Data provided
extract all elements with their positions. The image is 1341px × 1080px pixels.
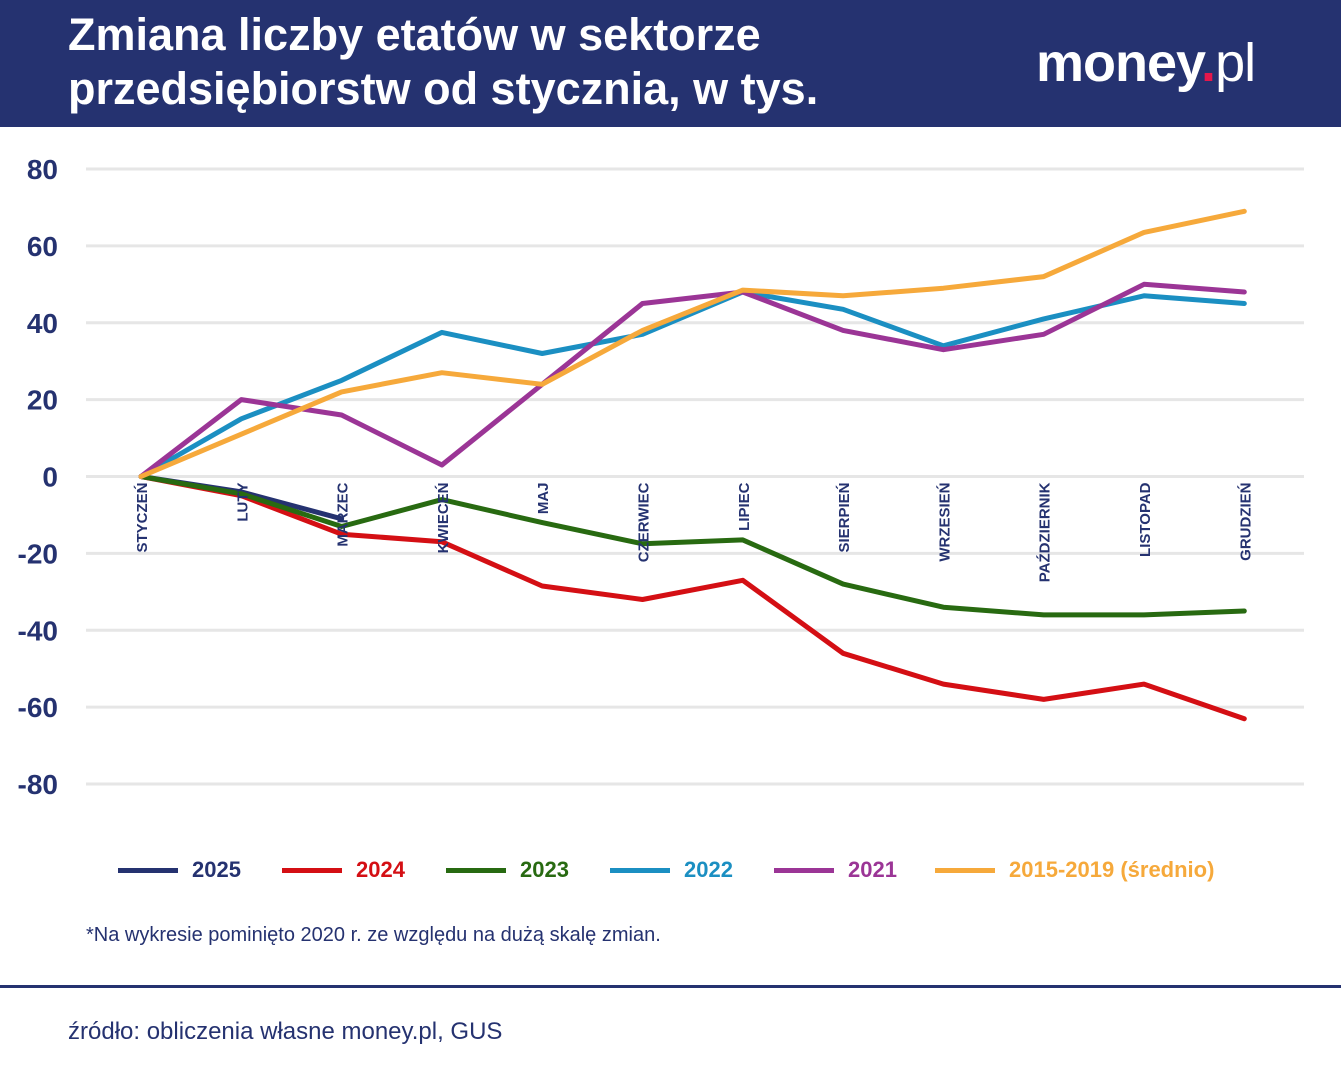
legend-swatch <box>774 867 834 873</box>
legend-swatch <box>935 867 995 873</box>
y-tick-label: -40 <box>18 615 58 646</box>
legend-item: 2021 <box>774 850 897 890</box>
x-tick-label: STYCZEŃ <box>134 483 151 553</box>
legend-item: 2023 <box>446 850 569 890</box>
series-line-2021 <box>138 281 1247 479</box>
y-tick-label: -60 <box>18 692 58 723</box>
y-tick-label: -80 <box>18 769 58 800</box>
x-tick-label: MARZEC <box>335 482 352 546</box>
legend-label: 2023 <box>520 857 569 882</box>
legend-swatch <box>446 867 506 873</box>
x-tick-label: PAŹDZIERNIK <box>1037 482 1054 582</box>
legend-item: 2025 <box>118 850 241 890</box>
chart-title-line-2: przedsiębiorstw od stycznia, w tys. <box>68 63 819 114</box>
legend-label: 2022 <box>684 857 733 882</box>
legend-label: 2021 <box>848 857 897 882</box>
legend-swatch <box>118 867 178 873</box>
x-tick-label: WRZESIEŃ <box>936 483 953 562</box>
chart-title: Zmiana liczby etatów w sektorze przedsię… <box>68 8 968 116</box>
x-tick-label: GRUDZIEŃ <box>1237 483 1254 561</box>
header-banner: Zmiana liczby etatów w sektorze przedsię… <box>0 0 1341 127</box>
source-note: źródło: obliczenia własne money.pl, GUS <box>68 1018 503 1045</box>
legend-swatch <box>610 867 670 873</box>
legend-item: 2024 <box>282 850 405 890</box>
y-tick-label: -20 <box>18 538 58 569</box>
x-tick-label: MAJ <box>535 483 552 515</box>
logo-suffix: pl <box>1215 33 1256 93</box>
chart-title-line-1: Zmiana liczby etatów w sektorze <box>68 9 761 60</box>
x-tick-label: LUTY <box>234 483 251 522</box>
x-tick-label: CZERWIEC <box>636 482 653 562</box>
grid-lines <box>86 167 1304 786</box>
legend-label: 2025 <box>192 857 241 882</box>
logo-dot: . <box>1201 33 1216 93</box>
y-tick-label: 40 <box>27 308 58 339</box>
legend-label: 2024 <box>356 857 405 882</box>
logo-main-text: money <box>1036 33 1202 93</box>
y-tick-label: 20 <box>27 385 58 416</box>
series-line-2023 <box>138 474 1247 618</box>
line-chart: 80 60 40 20 0 -20 -40 -60 -80 STYCZEŃ LUTY MARZEC K… <box>18 154 1304 800</box>
chart-footnote: *Na wykresie pominięto 2020 r. ze względ… <box>86 924 661 946</box>
legend-item: 2015-2019 (średnio) <box>935 850 1214 890</box>
money-pl-logo: money.pl <box>1036 28 1256 98</box>
series-line-2015-2019 (średnio) <box>138 208 1247 479</box>
y-tick-label: 80 <box>27 154 58 185</box>
x-tick-label: KWIECEŃ <box>435 483 452 554</box>
y-tick-label: 60 <box>27 231 58 262</box>
x-tick-label: LIPIEC <box>736 482 753 531</box>
series-line-2024 <box>138 474 1247 722</box>
x-tick-label: SIERPIEŃ <box>836 483 853 553</box>
chart-legend: 2025 2024 2023 2022 2021 2015-2019 (średnio) <box>0 850 1341 890</box>
series-lines <box>138 208 1247 722</box>
x-tick-label: LISTOPAD <box>1137 482 1154 557</box>
legend-item: 2022 <box>610 850 733 890</box>
y-axis-tick-labels: 80 60 40 20 0 -20 -40 -60 -80 <box>18 154 58 800</box>
x-axis-tick-labels: STYCZEŃ LUTY MARZEC KWIECEŃ MAJ CZERWIEC LIPIE… <box>134 482 1254 582</box>
series-line-2022 <box>138 289 1247 479</box>
y-tick-label: 0 <box>42 462 58 493</box>
legend-swatch <box>282 867 342 873</box>
footer-divider <box>0 985 1341 988</box>
legend-label: 2015-2019 (średnio) <box>1009 857 1215 882</box>
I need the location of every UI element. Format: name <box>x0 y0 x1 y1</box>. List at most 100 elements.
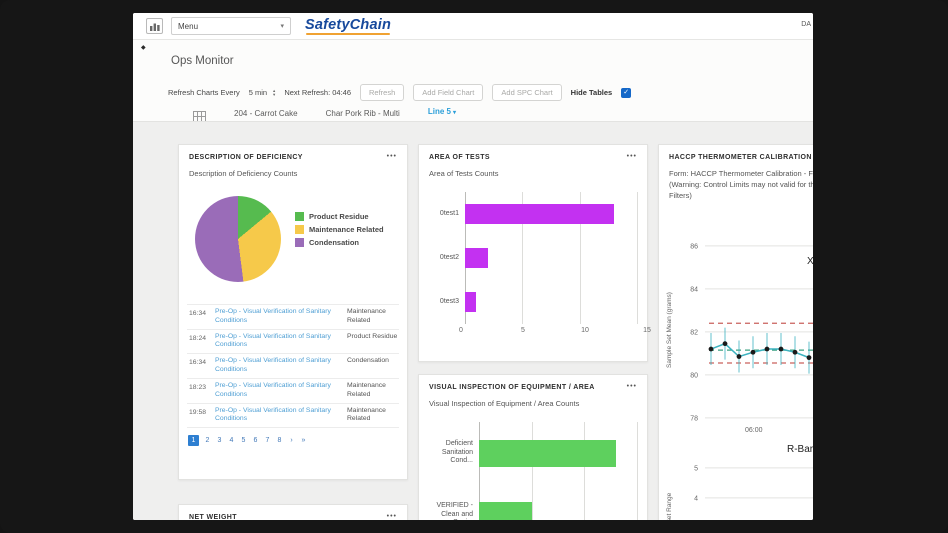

Exercise prompt
Retype the lines above word for word, leaving out the pictures.

Response
extract all elements with their positions. The image is 1341px × 1080px pixels.
legend-swatch <box>774 867 834 873</box>
legend-swatch <box>935 867 995 873</box>
y-tick-label: -40 <box>18 615 58 646</box>
legend-item: 2021 <box>774 850 897 890</box>
x-tick-label: STYCZEŃ <box>134 483 151 553</box>
legend-item: 2023 <box>446 850 569 890</box>
series-line-2021 <box>138 281 1247 479</box>
y-tick-label: -60 <box>18 692 58 723</box>
y-tick-label: -80 <box>18 769 58 800</box>
x-tick-label: MARZEC <box>335 482 352 546</box>
legend-label: 2023 <box>520 857 569 882</box>
legend-swatch <box>446 867 506 873</box>
x-tick-label: PAŹDZIERNIK <box>1037 482 1054 582</box>
legend-item: 2025 <box>118 850 241 890</box>
chart-title-line-2: przedsiębiorstw od stycznia, w tys. <box>68 63 819 114</box>
legend-label: 2022 <box>684 857 733 882</box>
legend-label: 2021 <box>848 857 897 882</box>
legend-swatch <box>118 867 178 873</box>
x-tick-label: WRZESIEŃ <box>936 483 953 562</box>
chart-title: Zmiana liczby etatów w sektorze przedsię… <box>68 8 968 116</box>
x-tick-label: GRUDZIEŃ <box>1237 483 1254 561</box>
header-banner: Zmiana liczby etatów w sektorze przedsię… <box>0 0 1341 127</box>
source-note: źródło: obliczenia własne money.pl, GUS <box>68 1018 503 1045</box>
legend-swatch <box>610 867 670 873</box>
legend-item: 2024 <box>282 850 405 890</box>
y-tick-label: -20 <box>18 538 58 569</box>
x-tick-label: MAJ <box>535 483 552 515</box>
logo-suffix: pl <box>1215 33 1256 93</box>
chart-title-line-1: Zmiana liczby etatów w sektorze <box>68 9 761 60</box>
x-tick-label: LUTY <box>234 483 251 522</box>
x-tick-label: CZERWIEC <box>636 482 653 562</box>
grid-lines <box>86 167 1304 786</box>
legend-label: 2025 <box>192 857 241 882</box>
logo-dot: . <box>1201 33 1216 93</box>
y-tick-label: 40 <box>27 308 58 339</box>
legend-label: 2024 <box>356 857 405 882</box>
logo-main-text: money <box>1036 33 1202 93</box>
y-tick-label: 20 <box>27 385 58 416</box>
series-line-2023 <box>138 474 1247 618</box>
line-chart: 80 60 40 20 0 -20 -40 -60 -80 STYCZEŃ LUTY MARZEC K… <box>18 154 1304 800</box>
chart-footnote: *Na wykresie pominięto 2020 r. ze względ… <box>86 924 661 946</box>
legend-item: 2015-2019 (średnio) <box>935 850 1214 890</box>
money-pl-logo: money.pl <box>1036 28 1256 98</box>
series-line-2015-2019 (średnio) <box>138 208 1247 479</box>
y-tick-label: 80 <box>27 154 58 185</box>
x-tick-label: KWIECEŃ <box>435 483 452 554</box>
y-tick-label: 60 <box>27 231 58 262</box>
x-tick-label: LIPIEC <box>736 482 753 531</box>
series-line-2024 <box>138 474 1247 722</box>
x-tick-label: SIERPIEŃ <box>836 483 853 553</box>
chart-legend: 2025 2024 2023 2022 2021 2015-2019 (średnio) <box>0 850 1341 890</box>
series-lines <box>138 208 1247 722</box>
x-tick-label: LISTOPAD <box>1137 482 1154 557</box>
legend-item: 2022 <box>610 850 733 890</box>
y-axis-tick-labels: 80 60 40 20 0 -20 -40 -60 -80 <box>18 154 58 800</box>
x-axis-tick-labels: STYCZEŃ LUTY MARZEC KWIECEŃ MAJ CZERWIEC LIPIE… <box>134 482 1254 582</box>
series-line-2022 <box>138 289 1247 479</box>
y-tick-label: 0 <box>42 462 58 493</box>
legend-swatch <box>282 867 342 873</box>
footer-divider <box>0 985 1341 988</box>
legend-label: 2015-2019 (średnio) <box>1009 857 1215 882</box>
I need the location of every UI element. Format: name <box>x0 y0 x1 y1</box>. List at most 100 elements.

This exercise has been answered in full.